# DESCRIPTION OF THE TASK
Go through the entries below and collect each line with the string "type" in it.

Excerpts from a figure dataset:
* * * *

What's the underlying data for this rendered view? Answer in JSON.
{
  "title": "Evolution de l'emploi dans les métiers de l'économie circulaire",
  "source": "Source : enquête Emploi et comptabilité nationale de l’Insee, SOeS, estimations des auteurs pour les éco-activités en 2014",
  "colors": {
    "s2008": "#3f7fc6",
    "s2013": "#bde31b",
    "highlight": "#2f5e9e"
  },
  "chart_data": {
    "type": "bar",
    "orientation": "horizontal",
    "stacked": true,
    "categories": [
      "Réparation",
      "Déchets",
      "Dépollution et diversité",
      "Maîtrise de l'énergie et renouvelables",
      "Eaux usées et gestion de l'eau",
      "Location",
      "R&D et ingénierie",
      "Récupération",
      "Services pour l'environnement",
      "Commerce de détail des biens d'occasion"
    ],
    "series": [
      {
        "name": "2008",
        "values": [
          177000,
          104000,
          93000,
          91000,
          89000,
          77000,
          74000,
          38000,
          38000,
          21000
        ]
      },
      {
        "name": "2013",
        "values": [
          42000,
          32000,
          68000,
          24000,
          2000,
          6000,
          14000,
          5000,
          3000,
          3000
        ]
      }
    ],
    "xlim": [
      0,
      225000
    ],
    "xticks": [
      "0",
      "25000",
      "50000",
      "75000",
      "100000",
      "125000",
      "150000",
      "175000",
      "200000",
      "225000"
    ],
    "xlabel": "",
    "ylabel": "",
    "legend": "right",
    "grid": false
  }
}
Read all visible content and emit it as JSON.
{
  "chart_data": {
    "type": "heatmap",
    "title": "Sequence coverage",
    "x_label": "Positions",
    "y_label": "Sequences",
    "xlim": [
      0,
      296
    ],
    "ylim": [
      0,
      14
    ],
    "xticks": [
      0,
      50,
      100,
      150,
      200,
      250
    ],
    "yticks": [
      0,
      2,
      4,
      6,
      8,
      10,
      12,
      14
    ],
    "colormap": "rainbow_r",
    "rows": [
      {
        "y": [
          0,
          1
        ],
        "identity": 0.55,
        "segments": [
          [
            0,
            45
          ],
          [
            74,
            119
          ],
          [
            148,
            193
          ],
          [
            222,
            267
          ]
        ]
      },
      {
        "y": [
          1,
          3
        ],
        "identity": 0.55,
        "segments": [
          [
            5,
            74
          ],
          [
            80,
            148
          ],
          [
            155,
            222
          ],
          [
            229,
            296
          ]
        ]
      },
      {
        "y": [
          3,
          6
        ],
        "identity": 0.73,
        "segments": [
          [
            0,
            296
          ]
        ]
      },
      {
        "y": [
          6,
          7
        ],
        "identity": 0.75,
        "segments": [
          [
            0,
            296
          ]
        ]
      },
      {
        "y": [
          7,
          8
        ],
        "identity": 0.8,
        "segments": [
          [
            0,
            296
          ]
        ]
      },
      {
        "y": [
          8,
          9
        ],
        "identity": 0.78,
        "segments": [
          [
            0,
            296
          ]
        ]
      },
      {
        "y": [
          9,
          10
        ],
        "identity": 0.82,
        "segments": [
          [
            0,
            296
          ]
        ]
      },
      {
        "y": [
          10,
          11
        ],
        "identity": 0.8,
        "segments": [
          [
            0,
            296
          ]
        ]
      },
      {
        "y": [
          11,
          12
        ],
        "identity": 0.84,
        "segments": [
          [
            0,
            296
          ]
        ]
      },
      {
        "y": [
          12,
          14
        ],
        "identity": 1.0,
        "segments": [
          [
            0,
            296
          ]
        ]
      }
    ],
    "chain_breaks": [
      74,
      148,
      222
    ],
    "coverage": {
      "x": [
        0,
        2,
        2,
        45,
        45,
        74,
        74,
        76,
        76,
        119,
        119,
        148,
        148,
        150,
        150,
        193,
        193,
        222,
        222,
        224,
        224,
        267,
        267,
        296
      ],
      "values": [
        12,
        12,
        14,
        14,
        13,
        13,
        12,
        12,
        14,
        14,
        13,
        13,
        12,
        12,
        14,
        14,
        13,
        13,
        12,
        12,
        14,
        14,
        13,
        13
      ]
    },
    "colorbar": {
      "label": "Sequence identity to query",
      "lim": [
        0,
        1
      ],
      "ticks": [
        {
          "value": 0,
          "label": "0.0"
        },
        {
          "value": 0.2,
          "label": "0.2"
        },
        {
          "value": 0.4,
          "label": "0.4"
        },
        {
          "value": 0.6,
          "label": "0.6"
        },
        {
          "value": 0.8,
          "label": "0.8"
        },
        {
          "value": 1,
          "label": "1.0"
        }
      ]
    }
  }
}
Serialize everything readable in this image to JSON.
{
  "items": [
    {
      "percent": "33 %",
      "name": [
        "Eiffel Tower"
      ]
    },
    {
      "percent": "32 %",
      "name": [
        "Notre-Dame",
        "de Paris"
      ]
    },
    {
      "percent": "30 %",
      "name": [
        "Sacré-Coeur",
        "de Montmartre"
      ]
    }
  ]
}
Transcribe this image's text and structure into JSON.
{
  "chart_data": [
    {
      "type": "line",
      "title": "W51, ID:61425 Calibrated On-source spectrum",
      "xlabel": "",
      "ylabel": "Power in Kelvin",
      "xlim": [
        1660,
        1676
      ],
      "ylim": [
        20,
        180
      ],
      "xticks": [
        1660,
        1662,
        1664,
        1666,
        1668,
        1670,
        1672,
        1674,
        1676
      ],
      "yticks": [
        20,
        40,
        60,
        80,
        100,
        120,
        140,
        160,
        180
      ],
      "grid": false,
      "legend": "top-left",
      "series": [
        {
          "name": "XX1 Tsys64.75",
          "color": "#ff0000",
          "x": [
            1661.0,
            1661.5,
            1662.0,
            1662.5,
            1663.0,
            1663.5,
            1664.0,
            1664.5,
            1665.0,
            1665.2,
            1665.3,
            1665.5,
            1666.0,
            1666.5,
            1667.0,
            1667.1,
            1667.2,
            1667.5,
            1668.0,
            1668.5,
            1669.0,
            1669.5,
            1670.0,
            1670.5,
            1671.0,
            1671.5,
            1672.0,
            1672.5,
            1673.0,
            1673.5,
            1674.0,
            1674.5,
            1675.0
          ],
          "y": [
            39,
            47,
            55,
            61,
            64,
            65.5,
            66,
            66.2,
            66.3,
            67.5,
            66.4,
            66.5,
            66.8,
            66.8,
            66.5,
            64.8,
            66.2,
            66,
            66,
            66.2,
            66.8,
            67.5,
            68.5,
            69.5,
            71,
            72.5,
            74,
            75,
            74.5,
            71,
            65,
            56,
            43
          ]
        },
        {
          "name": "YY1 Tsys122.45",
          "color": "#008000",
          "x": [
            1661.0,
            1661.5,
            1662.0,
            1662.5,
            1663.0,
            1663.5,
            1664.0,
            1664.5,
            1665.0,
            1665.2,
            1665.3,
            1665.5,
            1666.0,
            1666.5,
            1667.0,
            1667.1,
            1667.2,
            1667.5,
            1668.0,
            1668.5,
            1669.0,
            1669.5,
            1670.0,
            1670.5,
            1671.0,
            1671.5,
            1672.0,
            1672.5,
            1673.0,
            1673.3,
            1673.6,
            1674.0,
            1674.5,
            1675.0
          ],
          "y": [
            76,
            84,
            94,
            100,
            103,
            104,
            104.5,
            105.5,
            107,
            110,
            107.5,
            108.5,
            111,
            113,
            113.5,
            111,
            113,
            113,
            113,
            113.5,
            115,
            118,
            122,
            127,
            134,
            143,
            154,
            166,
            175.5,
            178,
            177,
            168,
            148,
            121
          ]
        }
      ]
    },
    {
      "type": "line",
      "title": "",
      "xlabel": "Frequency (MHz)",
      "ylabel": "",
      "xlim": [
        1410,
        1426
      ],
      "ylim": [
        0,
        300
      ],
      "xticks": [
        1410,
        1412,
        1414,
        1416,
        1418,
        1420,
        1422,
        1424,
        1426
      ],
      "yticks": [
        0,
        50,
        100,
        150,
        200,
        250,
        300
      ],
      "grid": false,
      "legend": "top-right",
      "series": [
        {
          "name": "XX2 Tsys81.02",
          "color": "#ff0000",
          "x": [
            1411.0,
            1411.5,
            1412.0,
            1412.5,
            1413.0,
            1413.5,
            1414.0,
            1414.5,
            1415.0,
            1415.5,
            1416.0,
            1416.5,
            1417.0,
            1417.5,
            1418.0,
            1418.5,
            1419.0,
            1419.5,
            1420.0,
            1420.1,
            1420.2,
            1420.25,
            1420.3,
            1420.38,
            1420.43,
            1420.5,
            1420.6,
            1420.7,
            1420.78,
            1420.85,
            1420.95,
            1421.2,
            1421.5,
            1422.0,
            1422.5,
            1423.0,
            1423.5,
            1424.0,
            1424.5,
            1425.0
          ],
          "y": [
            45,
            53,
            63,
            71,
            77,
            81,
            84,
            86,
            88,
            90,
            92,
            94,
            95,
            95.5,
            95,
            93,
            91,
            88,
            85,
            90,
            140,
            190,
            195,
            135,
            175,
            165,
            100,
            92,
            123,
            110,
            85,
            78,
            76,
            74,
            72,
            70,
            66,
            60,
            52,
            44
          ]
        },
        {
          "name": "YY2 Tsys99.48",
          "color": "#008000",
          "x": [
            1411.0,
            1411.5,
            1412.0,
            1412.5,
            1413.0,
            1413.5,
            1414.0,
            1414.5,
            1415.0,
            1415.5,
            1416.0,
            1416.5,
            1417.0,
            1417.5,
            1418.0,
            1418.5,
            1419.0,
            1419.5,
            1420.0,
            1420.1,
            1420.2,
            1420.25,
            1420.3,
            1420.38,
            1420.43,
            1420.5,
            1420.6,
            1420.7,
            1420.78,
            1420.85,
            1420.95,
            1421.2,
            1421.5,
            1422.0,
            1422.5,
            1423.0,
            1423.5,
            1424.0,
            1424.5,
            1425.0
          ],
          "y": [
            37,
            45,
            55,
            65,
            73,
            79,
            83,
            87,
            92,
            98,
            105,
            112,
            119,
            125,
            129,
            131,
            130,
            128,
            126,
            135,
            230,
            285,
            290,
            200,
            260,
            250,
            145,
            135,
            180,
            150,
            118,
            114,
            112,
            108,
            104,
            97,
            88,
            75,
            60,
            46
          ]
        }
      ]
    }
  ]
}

* * * *

# EXERCISE SOLUTION
    "type": "bar",
    "type": "heatmap",
      "type": "line",
      "type": "line",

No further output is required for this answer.